▶ PROBLEM STATEMENT:
Repeat each entry as written, dropping any picture you find.
******************************
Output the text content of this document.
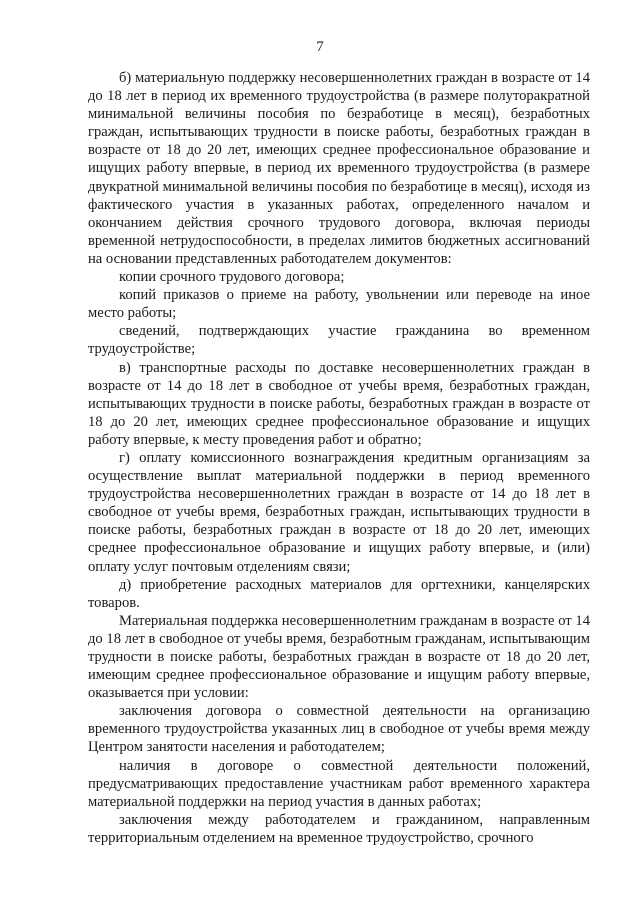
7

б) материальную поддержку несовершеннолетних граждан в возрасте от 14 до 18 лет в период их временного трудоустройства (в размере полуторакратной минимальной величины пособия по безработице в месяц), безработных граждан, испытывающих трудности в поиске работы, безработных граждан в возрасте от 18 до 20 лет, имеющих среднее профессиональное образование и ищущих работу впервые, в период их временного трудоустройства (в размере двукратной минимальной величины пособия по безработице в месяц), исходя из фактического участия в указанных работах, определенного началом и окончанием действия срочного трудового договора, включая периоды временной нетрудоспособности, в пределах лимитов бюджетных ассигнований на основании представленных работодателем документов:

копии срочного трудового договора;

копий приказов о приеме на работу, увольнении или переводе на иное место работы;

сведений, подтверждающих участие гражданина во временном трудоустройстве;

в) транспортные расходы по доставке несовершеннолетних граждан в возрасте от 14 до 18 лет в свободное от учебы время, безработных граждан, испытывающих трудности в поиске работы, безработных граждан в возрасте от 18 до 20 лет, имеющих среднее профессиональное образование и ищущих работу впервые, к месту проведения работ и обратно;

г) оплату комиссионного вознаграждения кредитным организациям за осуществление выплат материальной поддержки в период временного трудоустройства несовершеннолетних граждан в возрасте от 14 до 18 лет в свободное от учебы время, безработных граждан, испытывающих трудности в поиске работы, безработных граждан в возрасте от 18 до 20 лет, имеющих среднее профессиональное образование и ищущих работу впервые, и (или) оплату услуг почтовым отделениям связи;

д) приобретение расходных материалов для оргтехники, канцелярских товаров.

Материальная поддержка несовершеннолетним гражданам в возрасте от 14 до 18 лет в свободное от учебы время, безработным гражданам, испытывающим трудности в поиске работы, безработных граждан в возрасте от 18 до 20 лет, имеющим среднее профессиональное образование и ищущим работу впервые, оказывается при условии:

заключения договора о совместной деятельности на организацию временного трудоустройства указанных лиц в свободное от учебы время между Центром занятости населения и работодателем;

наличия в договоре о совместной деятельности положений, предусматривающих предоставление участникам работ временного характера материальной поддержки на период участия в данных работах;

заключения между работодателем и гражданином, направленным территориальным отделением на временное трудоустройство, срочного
******************************
▶ ANSWER TO THE EXERCISE:
Output the text content of this document.
7

б) материальную поддержку несовершеннолетних граждан в возрасте от 14 до 18 лет в период их временного трудоустройства (в размере полуторакратной минимальной величины пособия по безработице в месяц), безработных граждан, испытывающих трудности в поиске работы, безработных граждан в возрасте от 18 до 20 лет, имеющих среднее профессиональное образование и ищущих работу впервые, в период их временного трудоустройства (в размере двукратной минимальной величины пособия по безработице в месяц), исходя из фактического участия в указанных работах, определенного началом и окончанием действия срочного трудового договора, включая периоды временной нетрудоспособности, в пределах лимитов бюджетных ассигнований на основании представленных работодателем документов:

копии срочного трудового договора;

копий приказов о приеме на работу, увольнении или переводе на иное место работы;

сведений, подтверждающих участие гражданина во временном трудоустройстве;

в) транспортные расходы по доставке несовершеннолетних граждан в возрасте от 14 до 18 лет в свободное от учебы время, безработных граждан, испытывающих трудности в поиске работы, безработных граждан в возрасте от 18 до 20 лет, имеющих среднее профессиональное образование и ищущих работу впервые, к месту проведения работ и обратно;

г) оплату комиссионного вознаграждения кредитным организациям за осуществление выплат материальной поддержки в период временного трудоустройства несовершеннолетних граждан в возрасте от 14 до 18 лет в свободное от учебы время, безработных граждан, испытывающих трудности в поиске работы, безработных граждан в возрасте от 18 до 20 лет, имеющих среднее профессиональное образование и ищущих работу впервые, и (или) оплату услуг почтовым отделениям связи;

д) приобретение расходных материалов для оргтехники, канцелярских товаров.

Материальная поддержка несовершеннолетним гражданам в возрасте от 14 до 18 лет в свободное от учебы время, безработным гражданам, испытывающим трудности в поиске работы, безработных граждан в возрасте от 18 до 20 лет, имеющим среднее профессиональное образование и ищущим работу впервые, оказывается при условии:

заключения договора о совместной деятельности на организацию временного трудоустройства указанных лиц в свободное от учебы время между Центром занятости населения и работодателем;

наличия в договоре о совместной деятельности положений, предусматривающих предоставление участникам работ временного характера материальной поддержки на период участия в данных работах;

заключения между работодателем и гражданином, направленным территориальным отделением на временное трудоустройство, срочного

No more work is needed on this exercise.